**Task instructions:**
Could you output each line of the data that follows exactly?

Records
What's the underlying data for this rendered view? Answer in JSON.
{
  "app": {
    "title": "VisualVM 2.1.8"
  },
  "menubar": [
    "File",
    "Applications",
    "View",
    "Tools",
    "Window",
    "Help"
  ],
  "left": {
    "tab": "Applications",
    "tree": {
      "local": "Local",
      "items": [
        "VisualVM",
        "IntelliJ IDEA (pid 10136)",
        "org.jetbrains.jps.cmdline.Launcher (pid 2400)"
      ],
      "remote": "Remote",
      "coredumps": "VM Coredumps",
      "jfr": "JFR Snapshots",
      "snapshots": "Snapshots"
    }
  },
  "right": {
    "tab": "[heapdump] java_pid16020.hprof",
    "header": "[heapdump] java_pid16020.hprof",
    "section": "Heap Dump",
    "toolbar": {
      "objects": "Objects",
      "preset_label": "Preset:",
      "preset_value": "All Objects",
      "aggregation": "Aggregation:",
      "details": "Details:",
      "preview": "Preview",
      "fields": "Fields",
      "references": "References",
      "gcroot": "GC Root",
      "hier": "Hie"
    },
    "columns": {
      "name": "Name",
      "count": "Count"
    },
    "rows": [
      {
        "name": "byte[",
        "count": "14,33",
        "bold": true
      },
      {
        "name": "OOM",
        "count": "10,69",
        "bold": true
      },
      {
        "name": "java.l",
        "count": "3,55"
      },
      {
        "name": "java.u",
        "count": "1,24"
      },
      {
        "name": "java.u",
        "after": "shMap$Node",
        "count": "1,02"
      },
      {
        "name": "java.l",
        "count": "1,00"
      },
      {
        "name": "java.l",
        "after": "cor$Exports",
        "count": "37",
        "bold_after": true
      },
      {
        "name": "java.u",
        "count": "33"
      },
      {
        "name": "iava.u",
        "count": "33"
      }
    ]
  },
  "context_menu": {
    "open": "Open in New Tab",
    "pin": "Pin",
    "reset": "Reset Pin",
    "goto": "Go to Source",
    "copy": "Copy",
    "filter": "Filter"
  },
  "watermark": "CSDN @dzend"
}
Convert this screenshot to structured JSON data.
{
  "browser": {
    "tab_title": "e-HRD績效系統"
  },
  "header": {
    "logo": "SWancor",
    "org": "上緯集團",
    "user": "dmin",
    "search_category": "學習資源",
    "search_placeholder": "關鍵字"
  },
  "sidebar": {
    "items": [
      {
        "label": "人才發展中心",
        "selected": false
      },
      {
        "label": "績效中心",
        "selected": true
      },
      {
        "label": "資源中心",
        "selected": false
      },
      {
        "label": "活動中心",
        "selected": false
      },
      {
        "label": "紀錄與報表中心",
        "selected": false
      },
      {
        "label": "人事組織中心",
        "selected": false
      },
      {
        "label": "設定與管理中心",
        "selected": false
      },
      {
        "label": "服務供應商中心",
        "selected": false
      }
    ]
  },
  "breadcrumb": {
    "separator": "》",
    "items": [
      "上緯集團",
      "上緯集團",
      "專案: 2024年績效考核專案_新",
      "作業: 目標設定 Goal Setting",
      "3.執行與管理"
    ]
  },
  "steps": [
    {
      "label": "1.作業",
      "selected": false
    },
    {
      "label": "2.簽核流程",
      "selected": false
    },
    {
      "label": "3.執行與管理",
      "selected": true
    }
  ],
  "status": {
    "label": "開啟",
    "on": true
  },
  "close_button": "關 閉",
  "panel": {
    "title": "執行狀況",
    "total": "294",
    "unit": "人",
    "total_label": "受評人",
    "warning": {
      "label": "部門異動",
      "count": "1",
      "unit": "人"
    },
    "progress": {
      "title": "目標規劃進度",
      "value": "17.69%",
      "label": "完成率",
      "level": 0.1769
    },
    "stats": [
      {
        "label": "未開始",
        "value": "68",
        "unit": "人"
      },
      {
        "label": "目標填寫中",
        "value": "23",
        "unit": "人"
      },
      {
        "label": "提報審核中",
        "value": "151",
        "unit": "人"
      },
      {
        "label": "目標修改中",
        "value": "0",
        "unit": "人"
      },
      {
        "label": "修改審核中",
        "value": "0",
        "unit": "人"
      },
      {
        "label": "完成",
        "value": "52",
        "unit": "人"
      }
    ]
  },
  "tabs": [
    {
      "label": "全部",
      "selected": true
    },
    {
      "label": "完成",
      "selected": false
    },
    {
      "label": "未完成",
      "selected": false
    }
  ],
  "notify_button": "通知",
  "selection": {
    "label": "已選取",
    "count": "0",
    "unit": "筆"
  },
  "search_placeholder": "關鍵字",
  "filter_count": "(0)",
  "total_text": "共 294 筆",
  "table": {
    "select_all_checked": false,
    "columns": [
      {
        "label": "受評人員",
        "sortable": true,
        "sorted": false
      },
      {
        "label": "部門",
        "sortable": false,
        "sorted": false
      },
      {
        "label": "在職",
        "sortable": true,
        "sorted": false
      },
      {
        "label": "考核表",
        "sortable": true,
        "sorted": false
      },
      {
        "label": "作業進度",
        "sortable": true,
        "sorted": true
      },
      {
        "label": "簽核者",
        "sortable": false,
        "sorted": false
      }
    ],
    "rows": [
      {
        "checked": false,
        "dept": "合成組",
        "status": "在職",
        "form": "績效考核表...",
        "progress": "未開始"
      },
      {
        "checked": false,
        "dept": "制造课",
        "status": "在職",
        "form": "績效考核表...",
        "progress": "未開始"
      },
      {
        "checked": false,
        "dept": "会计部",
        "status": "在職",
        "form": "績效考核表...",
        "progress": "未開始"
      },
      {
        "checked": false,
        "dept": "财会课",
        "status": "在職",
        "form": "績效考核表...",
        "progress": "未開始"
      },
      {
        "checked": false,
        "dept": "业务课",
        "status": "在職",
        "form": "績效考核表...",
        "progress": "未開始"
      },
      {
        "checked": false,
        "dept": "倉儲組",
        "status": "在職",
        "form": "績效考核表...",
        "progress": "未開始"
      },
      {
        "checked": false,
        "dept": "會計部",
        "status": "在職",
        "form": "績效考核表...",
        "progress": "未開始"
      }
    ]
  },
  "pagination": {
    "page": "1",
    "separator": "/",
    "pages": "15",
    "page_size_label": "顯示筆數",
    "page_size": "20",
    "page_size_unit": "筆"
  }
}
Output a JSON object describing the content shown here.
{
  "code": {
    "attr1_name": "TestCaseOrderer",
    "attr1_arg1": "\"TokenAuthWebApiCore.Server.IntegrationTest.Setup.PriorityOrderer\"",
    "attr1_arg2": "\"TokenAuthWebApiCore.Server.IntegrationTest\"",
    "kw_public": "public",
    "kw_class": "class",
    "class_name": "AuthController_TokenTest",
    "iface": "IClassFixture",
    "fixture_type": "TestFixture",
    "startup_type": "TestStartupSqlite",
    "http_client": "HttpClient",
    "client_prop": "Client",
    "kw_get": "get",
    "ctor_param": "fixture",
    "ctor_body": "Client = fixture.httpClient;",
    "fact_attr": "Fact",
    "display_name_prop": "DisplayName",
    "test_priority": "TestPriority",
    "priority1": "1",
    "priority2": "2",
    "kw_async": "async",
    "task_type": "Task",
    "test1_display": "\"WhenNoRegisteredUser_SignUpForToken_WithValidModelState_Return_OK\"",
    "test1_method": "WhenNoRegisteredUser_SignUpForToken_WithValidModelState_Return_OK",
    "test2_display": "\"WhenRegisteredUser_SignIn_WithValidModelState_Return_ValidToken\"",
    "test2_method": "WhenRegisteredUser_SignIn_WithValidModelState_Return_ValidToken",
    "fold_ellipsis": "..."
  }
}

**Written response:**
What's the underlying data for this rendered view? Answer in JSON.
{
  "app": {
    "title": "VisualVM 2.1.8"
  },
  "menubar": [
    "File",
    "Applications",
    "View",
    "Tools",
    "Window",
    "Help"
  ],
  "left": {
    "tab": "Applications",
    "tree": {
      "local": "Local",
      "items": [
        "VisualVM",
        "IntelliJ IDEA (pid 10136)",
        "org.jetbrains.jps.cmdline.Launcher (pid 2400)"
      ],
      "remote": "Remote",
      "coredumps": "VM Coredumps",
      "jfr": "JFR Snapshots",
      "snapshots": "Snapshots"
    }
  },
  "right": {
    "tab": "[heapdump] java_pid16020.hprof",
    "header": "[heapdump] java_pid16020.hprof",
    "section": "Heap Dump",
    "toolbar": {
      "objects": "Objects",
      "preset_label": "Preset:",
      "preset_value": "All Objects",
      "aggregation": "Aggregation:",
      "details": "Details:",
      "preview": "Preview",
      "fields": "Fields",
      "references": "References",
      "gcroot": "GC Root",
      "hier": "Hie"
    },
    "columns": {
      "name": "Name",
      "count": "Count"
    },
    "rows": [
      {
        "name": "byte[",
        "count": "14,33",
        "bold": true
      },
      {
        "name": "OOM",
        "count": "10,69",
        "bold": true
      },
      {
        "name": "java.l",
        "count": "3,55"
      },
      {
        "name": "java.u",
        "count": "1,24"
      },
      {
        "name": "java.u",
        "after": "shMap$Node",
        "count": "1,02"
      },
      {
        "name": "java.l",
        "count": "1,00"
      },
      {
        "name": "java.l",
        "after": "cor$Exports",
        "count": "37",
        "bold_after": true
      },
      {
        "name": "java.u",
        "count": "33"
      },
      {
        "name": "iava.u",
        "count": "33"
      }
    ]
  },
  "context_menu": {
    "open": "Open in New Tab",
    "pin": "Pin",
    "reset": "Reset Pin",
    "goto": "Go to Source",
    "copy": "Copy",
    "filter": "Filter"
  },
  "watermark": "CSDN @dzend"
}
Convert this screenshot to structured JSON data.
{
  "browser": {
    "tab_title": "e-HRD績效系統"
  },
  "header": {
    "logo": "SWancor",
    "org": "上緯集團",
    "user": "dmin",
    "search_category": "學習資源",
    "search_placeholder": "關鍵字"
  },
  "sidebar": {
    "items": [
      {
        "label": "人才發展中心",
        "selected": false
      },
      {
        "label": "績效中心",
        "selected": true
      },
      {
        "label": "資源中心",
        "selected": false
      },
      {
        "label": "活動中心",
        "selected": false
      },
      {
        "label": "紀錄與報表中心",
        "selected": false
      },
      {
        "label": "人事組織中心",
        "selected": false
      },
      {
        "label": "設定與管理中心",
        "selected": false
      },
      {
        "label": "服務供應商中心",
        "selected": false
      }
    ]
  },
  "breadcrumb": {
    "separator": "》",
    "items": [
      "上緯集團",
      "上緯集團",
      "專案: 2024年績效考核專案_新",
      "作業: 目標設定 Goal Setting",
      "3.執行與管理"
    ]
  },
  "steps": [
    {
      "label": "1.作業",
      "selected": false
    },
    {
      "label": "2.簽核流程",
      "selected": false
    },
    {
      "label": "3.執行與管理",
      "selected": true
    }
  ],
  "status": {
    "label": "開啟",
    "on": true
  },
  "close_button": "關 閉",
  "panel": {
    "title": "執行狀況",
    "total": "294",
    "unit": "人",
    "total_label": "受評人",
    "warning": {
      "label": "部門異動",
      "count": "1",
      "unit": "人"
    },
    "progress": {
      "title": "目標規劃進度",
      "value": "17.69%",
      "label": "完成率",
      "level": 0.1769
    },
    "stats": [
      {
        "label": "未開始",
        "value": "68",
        "unit": "人"
      },
      {
        "label": "目標填寫中",
        "value": "23",
        "unit": "人"
      },
      {
        "label": "提報審核中",
        "value": "151",
        "unit": "人"
      },
      {
        "label": "目標修改中",
        "value": "0",
        "unit": "人"
      },
      {
        "label": "修改審核中",
        "value": "0",
        "unit": "人"
      },
      {
        "label": "完成",
        "value": "52",
        "unit": "人"
      }
    ]
  },
  "tabs": [
    {
      "label": "全部",
      "selected": true
    },
    {
      "label": "完成",
      "selected": false
    },
    {
      "label": "未完成",
      "selected": false
    }
  ],
  "notify_button": "通知",
  "selection": {
    "label": "已選取",
    "count": "0",
    "unit": "筆"
  },
  "search_placeholder": "關鍵字",
  "filter_count": "(0)",
  "total_text": "共 294 筆",
  "table": {
    "select_all_checked": false,
    "columns": [
      {
        "label": "受評人員",
        "sortable": true,
        "sorted": false
      },
      {
        "label": "部門",
        "sortable": false,
        "sorted": false
      },
      {
        "label": "在職",
        "sortable": true,
        "sorted": false
      },
      {
        "label": "考核表",
        "sortable": true,
        "sorted": false
      },
      {
        "label": "作業進度",
        "sortable": true,
        "sorted": true
      },
      {
        "label": "簽核者",
        "sortable": false,
        "sorted": false
      }
    ],
    "rows": [
      {
        "checked": false,
        "dept": "合成組",
        "status": "在職",
        "form": "績效考核表...",
        "progress": "未開始"
      },
      {
        "checked": false,
        "dept": "制造课",
        "status": "在職",
        "form": "績效考核表...",
        "progress": "未開始"
      },
      {
        "checked": false,
        "dept": "会计部",
        "status": "在職",
        "form": "績效考核表...",
        "progress": "未開始"
      },
      {
        "checked": false,
        "dept": "财会课",
        "status": "在職",
        "form": "績效考核表...",
        "progress": "未開始"
      },
      {
        "checked": false,
        "dept": "业务课",
        "status": "在職",
        "form": "績效考核表...",
        "progress": "未開始"
      },
      {
        "checked": false,
        "dept": "倉儲組",
        "status": "在職",
        "form": "績效考核表...",
        "progress": "未開始"
      },
      {
        "checked": false,
        "dept": "會計部",
        "status": "在職",
        "form": "績效考核表...",
        "progress": "未開始"
      }
    ]
  },
  "pagination": {
    "page": "1",
    "separator": "/",
    "pages": "15",
    "page_size_label": "顯示筆數",
    "page_size": "20",
    "page_size_unit": "筆"
  }
}
Output a JSON object describing the content shown here.
{
  "code": {
    "attr1_name": "TestCaseOrderer",
    "attr1_arg1": "\"TokenAuthWebApiCore.Server.IntegrationTest.Setup.PriorityOrderer\"",
    "attr1_arg2": "\"TokenAuthWebApiCore.Server.IntegrationTest\"",
    "kw_public": "public",
    "kw_class": "class",
    "class_name": "AuthController_TokenTest",
    "iface": "IClassFixture",
    "fixture_type": "TestFixture",
    "startup_type": "TestStartupSqlite",
    "http_client": "HttpClient",
    "client_prop": "Client",
    "kw_get": "get",
    "ctor_param": "fixture",
    "ctor_body": "Client = fixture.httpClient;",
    "fact_attr": "Fact",
    "display_name_prop": "DisplayName",
    "test_priority": "TestPriority",
    "priority1": "1",
    "priority2": "2",
    "kw_async": "async",
    "task_type": "Task",
    "test1_display": "\"WhenNoRegisteredUser_SignUpForToken_WithValidModelState_Return_OK\"",
    "test1_method": "WhenNoRegisteredUser_SignUpForToken_WithValidModelState_Return_OK",
    "test2_display": "\"WhenRegisteredUser_SignIn_WithValidModelState_Return_ValidToken\"",
    "test2_method": "WhenRegisteredUser_SignIn_WithValidModelState_Return_ValidToken",
    "fold_ellipsis": "..."
  }
}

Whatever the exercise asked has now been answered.